> **Problem**
Copy the lines holding the word "坚持以人为本", all of them.

> **Data lines**
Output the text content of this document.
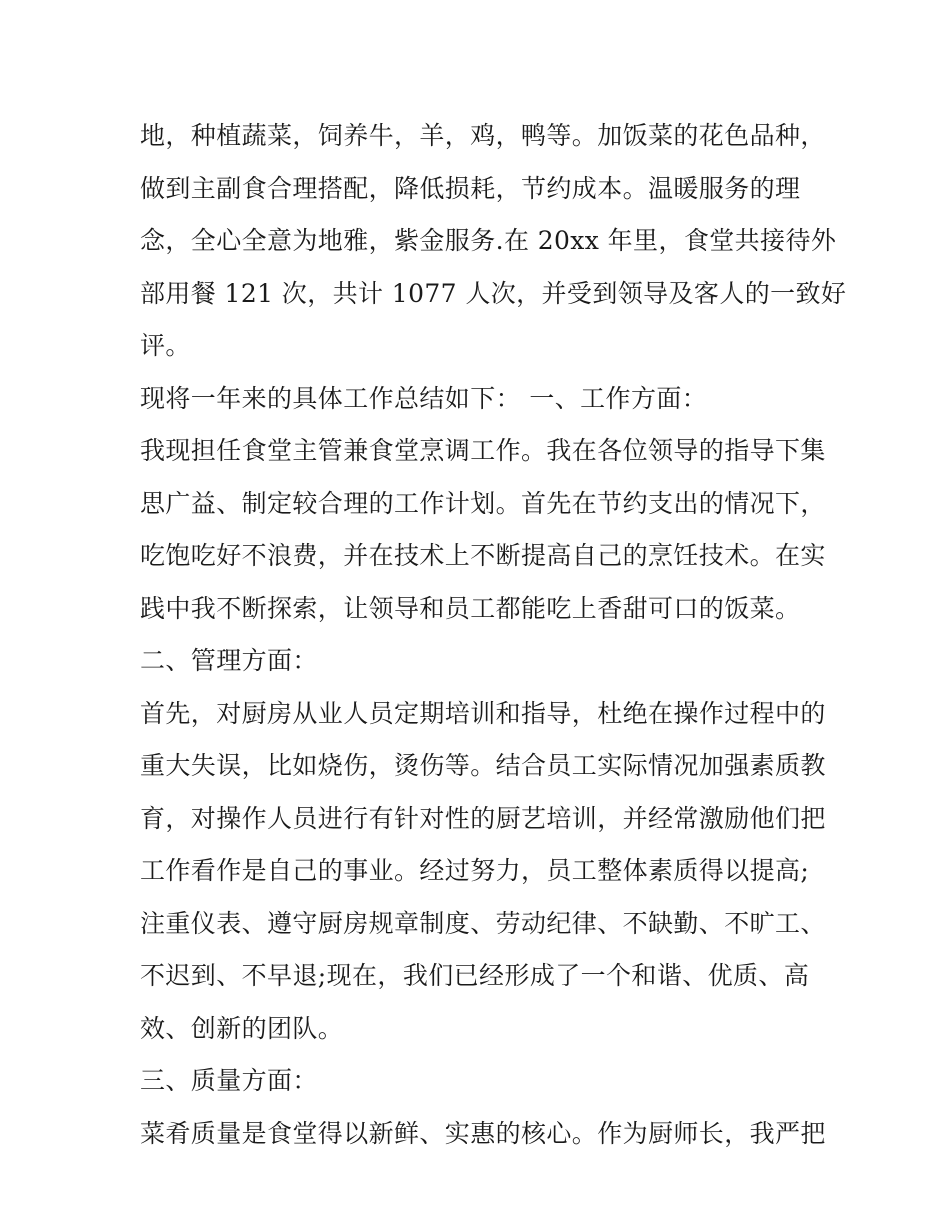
地，种植蔬菜，饲养牛，羊，鸡，鸭等。加饭菜的花色品种，
做到主副食合理搭配，降低损耗，节约成本。温暖服务的理
念，全心全意为地雅，紫金服务.在 20xx 年里，食堂共接待外
部用餐 121 次，共计 1077 人次，并受到领导及客人的一致好
评。
现将一年来的具体工作总结如下： 一、工作方面：
我现担任食堂主管兼食堂烹调工作。我在各位领导的指导下集
思广益、制定较合理的工作计划。首先在节约支出的情况下，
吃饱吃好不浪费，并在技术上不断提高自己的烹饪技术。在实
践中我不断探索，让领导和员工都能吃上香甜可口的饭菜。
二、管理方面：
首先，对厨房从业人员定期培训和指导，杜绝在操作过程中的
重大失误，比如烧伤，烫伤等。结合员工实际情况加强素质教
育，对操作人员进行有针对性的厨艺培训，并经常激励他们把
工作看作是自己的事业。经过努力，员工整体素质得以提高;
注重仪表、遵守厨房规章制度、劳动纪律、不缺勤、不旷工、
不迟到、不早退;现在，我们已经形成了一个和谐、优质、高
效、创新的团队。
三、质量方面：
菜肴质量是食堂得以新鲜、实惠的核心。作为厨师长，我严把
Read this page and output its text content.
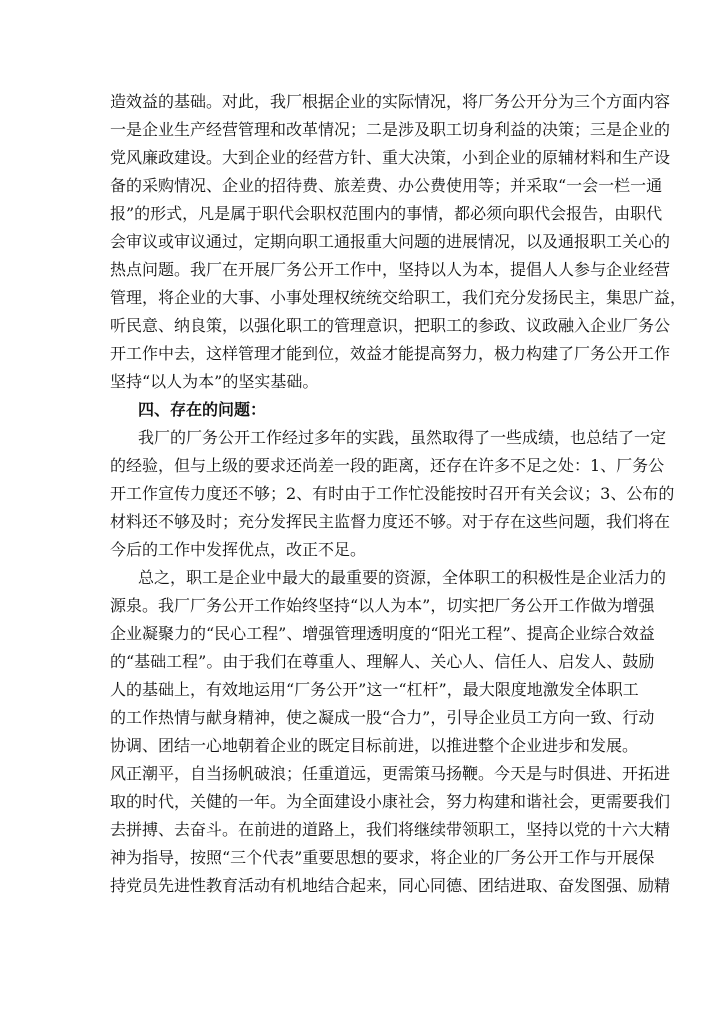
造效益的基础。对此，我厂根据企业的实际情况，将厂务公开分为三个方面内容
一是企业生产经营管理和改革情况；二是涉及职工切身利益的决策；三是企业的
党风廉政建设。大到企业的经营方针、重大决策，小到企业的原辅材料和生产设
备的采购情况、企业的招待费、旅差费、办公费使用等；并采取“一会一栏一通
报”的形式，凡是属于职代会职权范围内的事情，都必须向职代会报告，由职代
会审议或审议通过，定期向职工通报重大问题的进展情况，以及通报职工关心的
热点问题。我厂在开展厂务公开工作中，坚持以人为本，提倡人人参与企业经营
管理，将企业的大事、小事处理权统统交给职工，我们充分发扬民主，集思广益，
听民意、纳良策，以强化职工的管理意识，把职工的参政、议政融入企业厂务公
开工作中去，这样管理才能到位，效益才能提高努力，极力构建了厂务公开工作
坚持“以人为本”的坚实基础。
四、存在的问题：
我厂的厂务公开工作经过多年的实践，虽然取得了一些成绩，也总结了一定
的经验，但与上级的要求还尚差一段的距离，还存在许多不足之处：1、厂务公
开工作宣传力度还不够；2、有时由于工作忙没能按时召开有关会议；3、公布的
材料还不够及时；充分发挥民主监督力度还不够。对于存在这些问题，我们将在
今后的工作中发挥优点，改正不足。
总之，职工是企业中最大的最重要的资源，全体职工的积极性是企业活力的
源泉。我厂厂务公开工作始终坚持“以人为本”，切实把厂务公开工作做为增强
企业凝聚力的“民心工程”、增强管理透明度的“阳光工程”、提高企业综合效益
的“基础工程”。由于我们在尊重人、理解人、关心人、信任人、启发人、鼓励
人的基础上，有效地运用“厂务公开”这一“杠杆”，最大限度地激发全体职工
的工作热情与献身精神，使之凝成一股“合力”，引导企业员工方向一致、行动
协调、团结一心地朝着企业的既定目标前进，以推进整个企业进步和发展。
风正潮平，自当扬帆破浪；任重道远，更需策马扬鞭。今天是与时俱进、开拓进
取的时代，关健的一年。为全面建设小康社会，努力构建和谐社会，更需要我们
去拼搏、去奋斗。在前进的道路上，我们将继续带领职工，坚持以党的十六大精
神为指导，按照“三个代表”重要思想的要求，将企业的厂务公开工作与开展保
持党员先进性教育活动有机地结合起来，同心同德、团结进取、奋发图强、励精
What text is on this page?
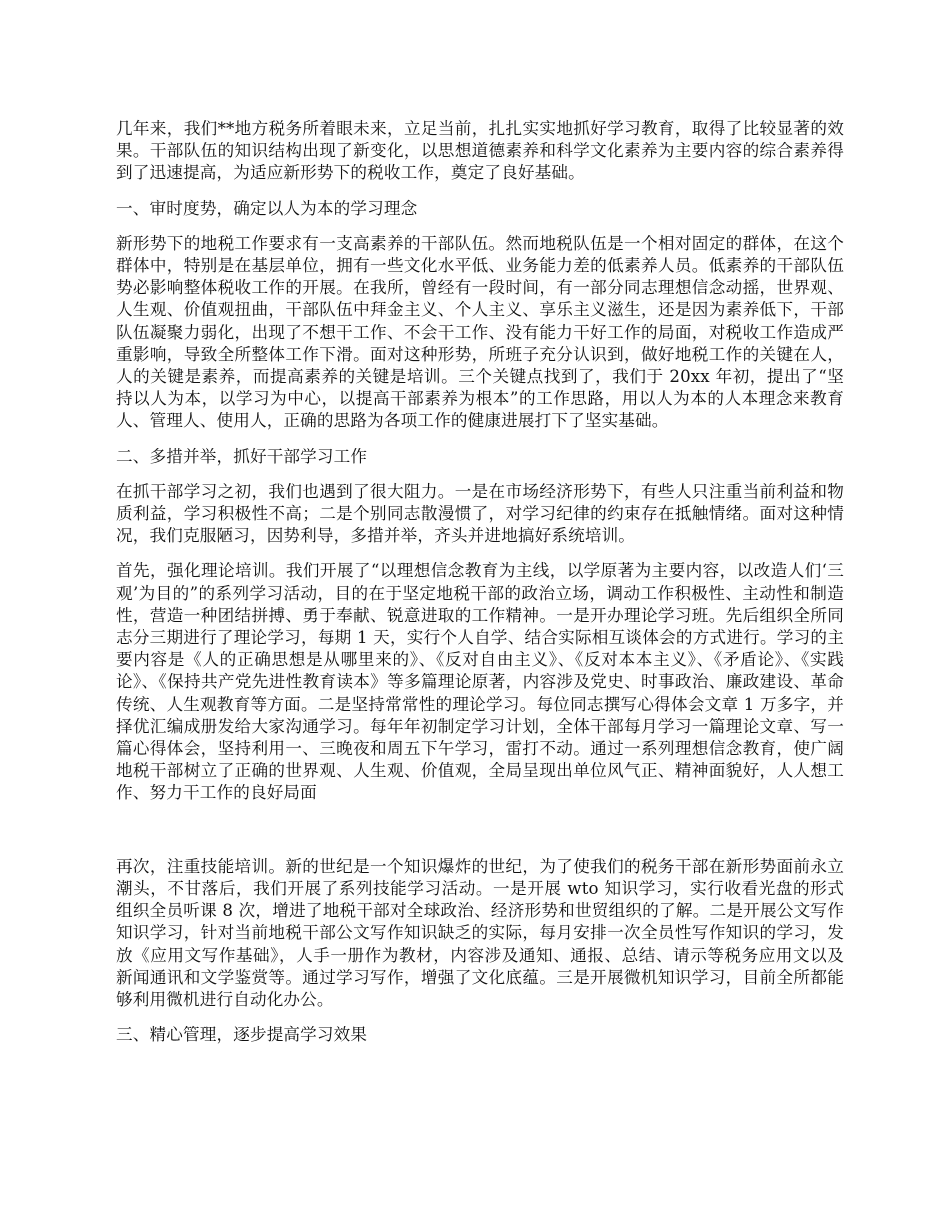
几年来，我们**地方税务所着眼未来，立足当前，扎扎实实地抓好学习教育，取得了比较显著的效果。干部队伍的知识结构出现了新变化，以思想道德素养和科学文化素养为主要内容的综合素养得到了迅速提高，为适应新形势下的税收工作，奠定了良好基础。

一、审时度势，确定以人为本的学习理念

新形势下的地税工作要求有一支高素养的干部队伍。然而地税队伍是一个相对固定的群体，在这个群体中，特别是在基层单位，拥有一些文化水平低、业务能力差的低素养人员。低素养的干部队伍势必影响整体税收工作的开展。在我所，曾经有一段时间，有一部分同志理想信念动摇，世界观、人生观、价值观扭曲，干部队伍中拜金主义、个人主义、享乐主义滋生，还是因为素养低下，干部队伍凝聚力弱化，出现了不想干工作、不会干工作、没有能力干好工作的局面，对税收工作造成严重影响，导致全所整体工作下滑。面对这种形势，所班子充分认识到，做好地税工作的关键在人，人的关键是素养，而提高素养的关键是培训。三个关键点找到了，我们于 20xx 年初，提出了“坚持以人为本，以学习为中心，以提高干部素养为根本”的工作思路，用以人为本的人本理念来教育人、管理人、使用人，正确的思路为各项工作的健康进展打下了坚实基础。

二、多措并举，抓好干部学习工作

在抓干部学习之初，我们也遇到了很大阻力。一是在市场经济形势下，有些人只注重当前利益和物质利益，学习积极性不高；二是个别同志散漫惯了，对学习纪律的约束存在抵触情绪。面对这种情况，我们克服陋习，因势利导，多措并举，齐头并进地搞好系统培训。

首先，强化理论培训。我们开展了“以理想信念教育为主线，以学原著为主要内容，以改造人们‘三观’为目的”的系列学习活动，目的在于坚定地税干部的政治立场，调动工作积极性、主动性和制造性，营造一种团结拼搏、勇于奉献、锐意进取的工作精神。一是开办理论学习班。先后组织全所同志分三期进行了理论学习，每期 1 天，实行个人自学、结合实际相互谈体会的方式进行。学习的主要内容是《人的正确思想是从哪里来的》、《反对自由主义》、《反对本本主义》、《矛盾论》、《实践论》、《保持共产党先进性教育读本》等多篇理论原著，内容涉及党史、时事政治、廉政建设、革命传统、人生观教育等方面。二是坚持常常性的理论学习。每位同志撰写心得体会文章 1 万多字，并择优汇编成册发给大家沟通学习。每年年初制定学习计划，全体干部每月学习一篇理论文章、写一篇心得体会，坚持利用一、三晚夜和周五下午学习，雷打不动。通过一系列理想信念教育，使广阔地税干部树立了正确的世界观、人生观、价值观，全局呈现出单位风气正、精神面貌好，人人想工作、努力干工作的良好局面

再次，注重技能培训。新的世纪是一个知识爆炸的世纪，为了使我们的税务干部在新形势面前永立潮头，不甘落后，我们开展了系列技能学习活动。一是开展 wto 知识学习，实行收看光盘的形式组织全员听课 8 次，增进了地税干部对全球政治、经济形势和世贸组织的了解。二是开展公文写作知识学习，针对当前地税干部公文写作知识缺乏的实际，每月安排一次全员性写作知识的学习，发放《应用文写作基础》，人手一册作为教材，内容涉及通知、通报、总结、请示等税务应用文以及新闻通讯和文学鉴赏等。通过学习写作，增强了文化底蕴。三是开展微机知识学习，目前全所都能够利用微机进行自动化办公。

三、精心管理，逐步提高学习效果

> **Solution**
热点问题。我厂在开展厂务公开工作中，坚持以人为本，提倡人人参与企业经营
新形势下的地税工作要求有一支高素养的干部队伍。然而地税队伍是一个相对固定的群体，在这个群体中，特别是在基层单位，拥有一些文化水平低、业务能力差的低素养人员。低素养的干部队伍势必影响整体税收工作的开展。在我所，曾经有一段时间，有一部分同志理想信念动摇，世界观、人生观、价值观扭曲，干部队伍中拜金主义、个人主义、享乐主义滋生，还是因为素养低下，干部队伍凝聚力弱化，出现了不想干工作、不会干工作、没有能力干好工作的局面，对税收工作造成严重影响，导致全所整体工作下滑。面对这种形势，所班子充分认识到，做好地税工作的关键在人，人的关键是素养，而提高素养的关键是培训。三个关键点找到了，我们于 20xx 年初，提出了“坚持以人为本，以学习为中心，以提高干部素养为根本”的工作思路，用以人为本的人本理念来教育人、管理人、使用人，正确的思路为各项工作的健康进展打下了坚实基础。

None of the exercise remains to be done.